EXERCISE OBJECTIVE
Find the string "will" in the entries and copy each line that has it.

DATA PROVIDED

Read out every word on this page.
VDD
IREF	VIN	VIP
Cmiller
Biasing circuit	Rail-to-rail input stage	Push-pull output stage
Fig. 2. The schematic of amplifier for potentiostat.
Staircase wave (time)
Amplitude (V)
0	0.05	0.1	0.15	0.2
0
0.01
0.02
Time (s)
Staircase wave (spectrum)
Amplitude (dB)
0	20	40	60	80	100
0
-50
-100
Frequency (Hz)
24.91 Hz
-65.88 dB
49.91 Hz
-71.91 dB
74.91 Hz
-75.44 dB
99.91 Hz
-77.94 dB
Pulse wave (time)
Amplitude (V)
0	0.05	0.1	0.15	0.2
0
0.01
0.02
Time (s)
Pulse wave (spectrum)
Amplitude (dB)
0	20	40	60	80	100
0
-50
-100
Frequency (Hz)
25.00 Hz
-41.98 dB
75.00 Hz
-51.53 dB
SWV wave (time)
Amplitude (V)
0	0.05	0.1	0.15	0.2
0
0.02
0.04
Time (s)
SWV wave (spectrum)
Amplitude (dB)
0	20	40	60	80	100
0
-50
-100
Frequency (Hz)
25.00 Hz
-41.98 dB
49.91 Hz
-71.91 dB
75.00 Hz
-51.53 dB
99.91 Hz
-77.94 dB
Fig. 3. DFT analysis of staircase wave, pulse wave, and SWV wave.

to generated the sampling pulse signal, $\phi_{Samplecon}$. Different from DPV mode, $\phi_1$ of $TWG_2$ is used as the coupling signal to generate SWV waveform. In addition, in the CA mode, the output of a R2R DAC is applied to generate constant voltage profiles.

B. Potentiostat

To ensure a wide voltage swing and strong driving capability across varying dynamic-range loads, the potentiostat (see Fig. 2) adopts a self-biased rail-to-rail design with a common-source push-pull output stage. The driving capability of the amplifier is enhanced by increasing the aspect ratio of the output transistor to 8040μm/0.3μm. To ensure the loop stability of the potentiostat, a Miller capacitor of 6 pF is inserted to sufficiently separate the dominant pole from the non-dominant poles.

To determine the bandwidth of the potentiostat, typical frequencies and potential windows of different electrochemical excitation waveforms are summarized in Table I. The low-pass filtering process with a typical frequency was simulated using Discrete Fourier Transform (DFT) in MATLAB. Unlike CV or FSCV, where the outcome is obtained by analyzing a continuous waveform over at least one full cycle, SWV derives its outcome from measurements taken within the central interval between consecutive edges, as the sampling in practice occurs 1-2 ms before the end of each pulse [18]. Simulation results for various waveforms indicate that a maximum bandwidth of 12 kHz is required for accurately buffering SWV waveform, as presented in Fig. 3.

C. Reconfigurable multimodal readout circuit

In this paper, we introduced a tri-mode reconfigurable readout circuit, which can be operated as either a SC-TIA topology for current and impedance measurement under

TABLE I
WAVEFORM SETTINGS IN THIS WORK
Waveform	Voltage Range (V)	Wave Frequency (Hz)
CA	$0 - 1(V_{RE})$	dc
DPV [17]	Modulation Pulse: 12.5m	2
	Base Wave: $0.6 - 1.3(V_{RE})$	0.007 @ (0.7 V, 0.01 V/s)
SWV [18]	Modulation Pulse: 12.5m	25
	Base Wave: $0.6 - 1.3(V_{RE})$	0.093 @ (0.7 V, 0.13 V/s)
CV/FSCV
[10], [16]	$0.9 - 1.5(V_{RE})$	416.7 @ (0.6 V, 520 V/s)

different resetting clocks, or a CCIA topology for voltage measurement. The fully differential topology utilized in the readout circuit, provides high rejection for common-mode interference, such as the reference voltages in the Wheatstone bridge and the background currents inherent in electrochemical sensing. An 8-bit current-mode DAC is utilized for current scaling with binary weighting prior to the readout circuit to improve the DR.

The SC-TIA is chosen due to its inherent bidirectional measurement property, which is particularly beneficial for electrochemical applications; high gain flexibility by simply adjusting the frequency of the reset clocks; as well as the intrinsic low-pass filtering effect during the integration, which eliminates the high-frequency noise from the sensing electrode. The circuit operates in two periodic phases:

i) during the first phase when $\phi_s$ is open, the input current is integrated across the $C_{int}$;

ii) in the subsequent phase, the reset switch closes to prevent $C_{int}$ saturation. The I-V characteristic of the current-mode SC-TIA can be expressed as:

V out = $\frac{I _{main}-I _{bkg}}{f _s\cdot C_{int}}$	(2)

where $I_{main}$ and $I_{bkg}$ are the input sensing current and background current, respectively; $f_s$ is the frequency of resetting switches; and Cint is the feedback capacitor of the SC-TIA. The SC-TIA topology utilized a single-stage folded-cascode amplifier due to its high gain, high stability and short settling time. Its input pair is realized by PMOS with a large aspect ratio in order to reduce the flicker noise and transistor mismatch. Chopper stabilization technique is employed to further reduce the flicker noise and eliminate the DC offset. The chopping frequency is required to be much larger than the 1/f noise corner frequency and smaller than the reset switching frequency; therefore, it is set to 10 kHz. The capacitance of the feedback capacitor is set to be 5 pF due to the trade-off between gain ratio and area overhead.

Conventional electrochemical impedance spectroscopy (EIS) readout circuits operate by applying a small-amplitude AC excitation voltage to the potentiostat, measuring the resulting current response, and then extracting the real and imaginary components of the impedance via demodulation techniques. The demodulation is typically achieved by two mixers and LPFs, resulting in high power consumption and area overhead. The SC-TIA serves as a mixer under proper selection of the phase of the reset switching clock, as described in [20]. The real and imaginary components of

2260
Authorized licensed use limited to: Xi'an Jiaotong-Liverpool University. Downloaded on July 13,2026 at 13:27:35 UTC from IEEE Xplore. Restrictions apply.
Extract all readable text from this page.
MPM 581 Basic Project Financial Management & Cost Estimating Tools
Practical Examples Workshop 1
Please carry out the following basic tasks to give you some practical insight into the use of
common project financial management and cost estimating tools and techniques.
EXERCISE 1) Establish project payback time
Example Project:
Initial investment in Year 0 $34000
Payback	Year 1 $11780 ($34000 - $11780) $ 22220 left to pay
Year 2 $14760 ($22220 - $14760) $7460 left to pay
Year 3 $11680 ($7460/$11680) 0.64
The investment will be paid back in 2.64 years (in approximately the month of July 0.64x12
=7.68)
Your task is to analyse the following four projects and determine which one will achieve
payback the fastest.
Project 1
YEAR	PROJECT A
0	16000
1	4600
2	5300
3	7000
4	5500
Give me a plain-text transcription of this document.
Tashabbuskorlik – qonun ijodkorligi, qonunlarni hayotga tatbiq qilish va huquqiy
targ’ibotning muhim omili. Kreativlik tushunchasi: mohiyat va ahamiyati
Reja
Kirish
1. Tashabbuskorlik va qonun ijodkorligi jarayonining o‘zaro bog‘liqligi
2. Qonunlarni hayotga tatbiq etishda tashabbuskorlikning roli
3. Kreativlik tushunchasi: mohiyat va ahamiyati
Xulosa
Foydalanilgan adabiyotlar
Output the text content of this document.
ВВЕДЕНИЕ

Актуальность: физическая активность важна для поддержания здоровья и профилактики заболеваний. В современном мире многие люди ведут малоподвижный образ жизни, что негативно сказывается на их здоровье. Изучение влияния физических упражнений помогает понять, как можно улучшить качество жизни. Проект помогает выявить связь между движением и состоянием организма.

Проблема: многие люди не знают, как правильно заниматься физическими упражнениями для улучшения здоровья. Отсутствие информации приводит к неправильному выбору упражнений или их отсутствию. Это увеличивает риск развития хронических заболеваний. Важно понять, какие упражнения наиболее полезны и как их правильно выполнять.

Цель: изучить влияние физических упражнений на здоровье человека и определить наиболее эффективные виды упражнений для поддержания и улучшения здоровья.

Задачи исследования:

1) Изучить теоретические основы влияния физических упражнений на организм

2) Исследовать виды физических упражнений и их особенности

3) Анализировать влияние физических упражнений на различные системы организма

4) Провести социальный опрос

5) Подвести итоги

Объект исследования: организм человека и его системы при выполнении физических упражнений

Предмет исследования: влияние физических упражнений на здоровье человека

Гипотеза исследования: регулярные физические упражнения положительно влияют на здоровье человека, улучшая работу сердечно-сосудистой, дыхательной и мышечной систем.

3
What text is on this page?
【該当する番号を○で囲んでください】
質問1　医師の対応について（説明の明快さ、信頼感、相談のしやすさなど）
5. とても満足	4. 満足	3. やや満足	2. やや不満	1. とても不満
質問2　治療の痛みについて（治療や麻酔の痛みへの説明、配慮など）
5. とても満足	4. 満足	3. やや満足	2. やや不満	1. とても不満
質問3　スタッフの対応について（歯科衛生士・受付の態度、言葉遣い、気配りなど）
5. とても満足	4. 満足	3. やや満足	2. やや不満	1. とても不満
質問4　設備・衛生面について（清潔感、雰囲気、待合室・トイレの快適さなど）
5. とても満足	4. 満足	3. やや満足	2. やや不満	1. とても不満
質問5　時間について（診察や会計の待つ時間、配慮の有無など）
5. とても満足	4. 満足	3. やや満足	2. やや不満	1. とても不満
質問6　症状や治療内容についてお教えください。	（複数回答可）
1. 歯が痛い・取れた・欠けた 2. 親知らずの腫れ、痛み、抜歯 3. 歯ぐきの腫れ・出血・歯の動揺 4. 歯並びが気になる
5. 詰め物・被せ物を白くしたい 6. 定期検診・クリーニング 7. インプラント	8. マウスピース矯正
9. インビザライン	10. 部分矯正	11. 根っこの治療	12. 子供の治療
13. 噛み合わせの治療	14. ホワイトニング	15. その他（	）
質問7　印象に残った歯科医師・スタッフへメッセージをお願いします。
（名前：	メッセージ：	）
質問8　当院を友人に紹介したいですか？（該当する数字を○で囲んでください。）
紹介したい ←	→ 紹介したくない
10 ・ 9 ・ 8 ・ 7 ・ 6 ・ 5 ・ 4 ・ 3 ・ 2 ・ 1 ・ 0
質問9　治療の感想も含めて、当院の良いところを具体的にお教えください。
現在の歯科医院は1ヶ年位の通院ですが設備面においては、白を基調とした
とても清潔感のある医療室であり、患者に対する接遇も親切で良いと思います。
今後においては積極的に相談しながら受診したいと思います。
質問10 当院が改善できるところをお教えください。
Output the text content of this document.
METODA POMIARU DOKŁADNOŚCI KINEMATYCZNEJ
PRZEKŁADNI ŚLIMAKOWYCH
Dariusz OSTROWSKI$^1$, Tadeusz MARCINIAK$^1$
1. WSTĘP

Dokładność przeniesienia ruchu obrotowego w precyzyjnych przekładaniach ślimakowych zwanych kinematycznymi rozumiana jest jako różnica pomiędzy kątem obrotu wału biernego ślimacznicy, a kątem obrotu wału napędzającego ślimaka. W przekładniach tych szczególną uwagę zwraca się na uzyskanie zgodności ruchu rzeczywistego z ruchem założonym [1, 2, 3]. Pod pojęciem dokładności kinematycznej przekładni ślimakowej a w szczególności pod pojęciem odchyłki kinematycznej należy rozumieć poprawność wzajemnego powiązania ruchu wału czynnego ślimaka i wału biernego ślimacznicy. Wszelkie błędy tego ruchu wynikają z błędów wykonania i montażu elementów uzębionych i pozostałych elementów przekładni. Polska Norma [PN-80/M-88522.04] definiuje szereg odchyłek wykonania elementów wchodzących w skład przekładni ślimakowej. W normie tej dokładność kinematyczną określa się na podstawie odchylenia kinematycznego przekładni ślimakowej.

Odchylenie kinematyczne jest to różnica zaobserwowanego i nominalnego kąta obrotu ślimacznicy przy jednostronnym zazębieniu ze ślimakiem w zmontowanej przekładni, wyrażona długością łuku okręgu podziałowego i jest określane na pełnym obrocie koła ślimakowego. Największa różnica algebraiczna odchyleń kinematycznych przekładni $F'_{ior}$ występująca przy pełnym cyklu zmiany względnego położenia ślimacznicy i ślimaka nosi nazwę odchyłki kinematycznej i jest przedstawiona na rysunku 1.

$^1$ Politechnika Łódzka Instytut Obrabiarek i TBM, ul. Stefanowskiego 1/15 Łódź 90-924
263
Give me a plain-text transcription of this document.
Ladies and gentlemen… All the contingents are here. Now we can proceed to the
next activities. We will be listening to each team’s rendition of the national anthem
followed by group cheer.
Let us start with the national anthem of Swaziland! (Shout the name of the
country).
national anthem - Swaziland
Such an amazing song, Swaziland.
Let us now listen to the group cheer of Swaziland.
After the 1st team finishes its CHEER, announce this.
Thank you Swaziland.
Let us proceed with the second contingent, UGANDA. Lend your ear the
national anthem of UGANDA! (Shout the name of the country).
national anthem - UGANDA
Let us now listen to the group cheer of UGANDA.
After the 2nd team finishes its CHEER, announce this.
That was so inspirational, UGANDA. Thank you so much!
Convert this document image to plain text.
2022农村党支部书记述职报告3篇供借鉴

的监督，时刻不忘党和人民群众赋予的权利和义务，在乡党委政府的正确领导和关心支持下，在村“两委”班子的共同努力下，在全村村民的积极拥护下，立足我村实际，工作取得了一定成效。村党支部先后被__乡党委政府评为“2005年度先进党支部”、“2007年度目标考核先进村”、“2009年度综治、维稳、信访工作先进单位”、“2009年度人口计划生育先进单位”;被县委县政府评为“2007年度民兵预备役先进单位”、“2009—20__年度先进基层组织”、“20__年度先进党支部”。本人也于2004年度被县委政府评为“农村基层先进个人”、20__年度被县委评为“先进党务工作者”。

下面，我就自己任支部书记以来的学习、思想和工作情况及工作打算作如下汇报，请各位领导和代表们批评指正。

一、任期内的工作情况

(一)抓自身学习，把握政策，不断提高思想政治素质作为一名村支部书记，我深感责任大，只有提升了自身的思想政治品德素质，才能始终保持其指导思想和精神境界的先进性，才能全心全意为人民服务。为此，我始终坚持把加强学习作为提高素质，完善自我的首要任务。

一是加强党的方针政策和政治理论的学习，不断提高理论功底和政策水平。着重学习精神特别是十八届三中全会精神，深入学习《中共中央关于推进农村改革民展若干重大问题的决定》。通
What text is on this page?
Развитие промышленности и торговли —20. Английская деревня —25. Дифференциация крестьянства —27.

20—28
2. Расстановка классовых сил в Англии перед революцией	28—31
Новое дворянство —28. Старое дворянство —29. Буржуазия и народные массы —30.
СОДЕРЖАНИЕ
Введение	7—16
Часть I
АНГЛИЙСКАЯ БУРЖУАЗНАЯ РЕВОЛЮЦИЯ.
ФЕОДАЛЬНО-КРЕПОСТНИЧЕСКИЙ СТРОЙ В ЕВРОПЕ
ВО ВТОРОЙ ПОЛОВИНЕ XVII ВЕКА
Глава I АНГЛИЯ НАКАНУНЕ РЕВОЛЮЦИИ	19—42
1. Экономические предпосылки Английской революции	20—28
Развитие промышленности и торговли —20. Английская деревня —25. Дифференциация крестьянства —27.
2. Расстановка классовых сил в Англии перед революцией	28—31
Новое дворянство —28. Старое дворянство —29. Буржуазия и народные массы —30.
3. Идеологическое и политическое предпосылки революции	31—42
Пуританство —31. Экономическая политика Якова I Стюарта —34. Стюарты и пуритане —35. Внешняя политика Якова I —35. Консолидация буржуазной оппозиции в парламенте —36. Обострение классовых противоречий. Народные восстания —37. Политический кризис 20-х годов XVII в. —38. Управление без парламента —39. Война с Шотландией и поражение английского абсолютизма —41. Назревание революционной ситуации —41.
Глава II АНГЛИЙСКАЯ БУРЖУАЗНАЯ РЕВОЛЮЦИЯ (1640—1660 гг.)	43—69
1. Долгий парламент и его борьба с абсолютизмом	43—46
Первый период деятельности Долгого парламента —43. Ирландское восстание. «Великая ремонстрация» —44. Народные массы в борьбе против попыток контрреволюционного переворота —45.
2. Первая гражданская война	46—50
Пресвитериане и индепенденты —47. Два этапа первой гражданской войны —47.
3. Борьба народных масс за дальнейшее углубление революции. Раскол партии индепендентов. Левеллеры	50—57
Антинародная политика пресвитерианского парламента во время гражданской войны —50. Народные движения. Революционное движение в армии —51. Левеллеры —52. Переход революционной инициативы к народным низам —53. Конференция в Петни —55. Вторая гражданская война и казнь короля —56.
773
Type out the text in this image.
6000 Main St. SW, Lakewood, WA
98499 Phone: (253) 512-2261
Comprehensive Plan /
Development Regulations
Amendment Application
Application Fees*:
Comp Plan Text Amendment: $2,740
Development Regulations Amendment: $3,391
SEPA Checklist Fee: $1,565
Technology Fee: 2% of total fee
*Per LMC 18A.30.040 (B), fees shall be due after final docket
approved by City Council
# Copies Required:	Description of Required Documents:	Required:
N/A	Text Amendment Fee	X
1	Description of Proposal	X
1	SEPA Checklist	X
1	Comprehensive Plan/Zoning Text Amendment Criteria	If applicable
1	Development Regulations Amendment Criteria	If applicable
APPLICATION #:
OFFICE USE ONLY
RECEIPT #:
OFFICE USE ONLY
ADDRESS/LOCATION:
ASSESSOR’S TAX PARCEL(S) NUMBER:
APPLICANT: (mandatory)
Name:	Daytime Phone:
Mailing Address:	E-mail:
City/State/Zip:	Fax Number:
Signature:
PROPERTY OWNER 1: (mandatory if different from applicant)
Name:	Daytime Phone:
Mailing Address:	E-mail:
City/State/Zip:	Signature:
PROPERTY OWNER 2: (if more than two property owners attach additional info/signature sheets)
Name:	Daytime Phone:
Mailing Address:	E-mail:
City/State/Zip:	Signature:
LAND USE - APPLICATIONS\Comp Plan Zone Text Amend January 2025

SOLUTION TO THIS EXERCISE
The investment will be paid back in 2.64 years (in approximately the month of July 0.64x12
Your task is to analyse the following four projects and determine which one will achieve
next activities. We will be listening to each team’s rendition of the national anthem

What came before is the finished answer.